INFORMATION GIVEN:
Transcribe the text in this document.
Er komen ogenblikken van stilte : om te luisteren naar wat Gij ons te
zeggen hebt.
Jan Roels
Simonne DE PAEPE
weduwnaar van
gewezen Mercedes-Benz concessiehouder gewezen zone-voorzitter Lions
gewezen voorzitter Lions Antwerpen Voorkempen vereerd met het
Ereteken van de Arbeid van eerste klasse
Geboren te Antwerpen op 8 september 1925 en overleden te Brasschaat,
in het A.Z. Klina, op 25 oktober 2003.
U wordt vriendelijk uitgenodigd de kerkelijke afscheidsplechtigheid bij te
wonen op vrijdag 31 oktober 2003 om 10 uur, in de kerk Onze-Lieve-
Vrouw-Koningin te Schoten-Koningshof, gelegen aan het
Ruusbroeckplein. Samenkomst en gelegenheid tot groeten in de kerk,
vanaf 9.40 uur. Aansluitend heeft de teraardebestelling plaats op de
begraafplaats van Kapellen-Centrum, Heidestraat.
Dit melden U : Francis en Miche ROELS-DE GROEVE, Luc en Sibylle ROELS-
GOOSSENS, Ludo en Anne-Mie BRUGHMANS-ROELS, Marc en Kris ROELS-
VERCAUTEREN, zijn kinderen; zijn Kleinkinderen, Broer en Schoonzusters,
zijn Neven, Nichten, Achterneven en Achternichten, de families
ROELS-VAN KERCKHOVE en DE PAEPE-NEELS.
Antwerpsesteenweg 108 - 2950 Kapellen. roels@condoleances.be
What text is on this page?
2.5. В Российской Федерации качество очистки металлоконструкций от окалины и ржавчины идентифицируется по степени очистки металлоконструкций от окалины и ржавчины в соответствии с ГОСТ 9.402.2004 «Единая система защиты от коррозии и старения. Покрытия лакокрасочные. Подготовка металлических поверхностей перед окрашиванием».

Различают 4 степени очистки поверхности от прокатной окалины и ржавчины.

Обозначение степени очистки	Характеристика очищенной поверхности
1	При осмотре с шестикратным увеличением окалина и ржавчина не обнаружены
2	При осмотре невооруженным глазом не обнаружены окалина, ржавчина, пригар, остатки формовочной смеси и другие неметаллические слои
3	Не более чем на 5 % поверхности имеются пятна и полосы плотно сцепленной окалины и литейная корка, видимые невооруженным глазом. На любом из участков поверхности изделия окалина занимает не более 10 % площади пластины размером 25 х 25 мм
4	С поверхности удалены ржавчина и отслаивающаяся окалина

STATED TASK: Nothing should be changed: write out all of the data as is.

REPLY TO THE TASK:
Transcribe the text in this document.
Er komen ogenblikken van stilte : om te luisteren naar wat Gij ons te
zeggen hebt.
Jan Roels
Simonne DE PAEPE
weduwnaar van
gewezen Mercedes-Benz concessiehouder gewezen zone-voorzitter Lions
gewezen voorzitter Lions Antwerpen Voorkempen vereerd met het
Ereteken van de Arbeid van eerste klasse
Geboren te Antwerpen op 8 september 1925 en overleden te Brasschaat,
in het A.Z. Klina, op 25 oktober 2003.
U wordt vriendelijk uitgenodigd de kerkelijke afscheidsplechtigheid bij te
wonen op vrijdag 31 oktober 2003 om 10 uur, in de kerk Onze-Lieve-
Vrouw-Koningin te Schoten-Koningshof, gelegen aan het
Ruusbroeckplein. Samenkomst en gelegenheid tot groeten in de kerk,
vanaf 9.40 uur. Aansluitend heeft de teraardebestelling plaats op de
begraafplaats van Kapellen-Centrum, Heidestraat.
Dit melden U : Francis en Miche ROELS-DE GROEVE, Luc en Sibylle ROELS-
GOOSSENS, Ludo en Anne-Mie BRUGHMANS-ROELS, Marc en Kris ROELS-
VERCAUTEREN, zijn kinderen; zijn Kleinkinderen, Broer en Schoonzusters,
zijn Neven, Nichten, Achterneven en Achternichten, de families
ROELS-VAN KERCKHOVE en DE PAEPE-NEELS.
Antwerpsesteenweg 108 - 2950 Kapellen. roels@condoleances.be
What text is on this page?
2.5. В Российской Федерации качество очистки металлоконструкций от окалины и ржавчины идентифицируется по степени очистки металлоконструкций от окалины и ржавчины в соответствии с ГОСТ 9.402.2004 «Единая система защиты от коррозии и старения. Покрытия лакокрасочные. Подготовка металлических поверхностей перед окрашиванием».

Различают 4 степени очистки поверхности от прокатной окалины и ржавчины.

Обозначение степени очистки	Характеристика очищенной поверхности
1	При осмотре с шестикратным увеличением окалина и ржавчина не обнаружены
2	При осмотре невооруженным глазом не обнаружены окалина, ржавчина, пригар, остатки формовочной смеси и другие неметаллические слои
3	Не более чем на 5 % поверхности имеются пятна и полосы плотно сцепленной окалины и литейная корка, видимые невооруженным глазом. На любом из участков поверхности изделия окалина занимает не более 10 % площади пластины размером 25 х 25 мм
4	С поверхности удалены ржавчина и отслаивающаяся окалина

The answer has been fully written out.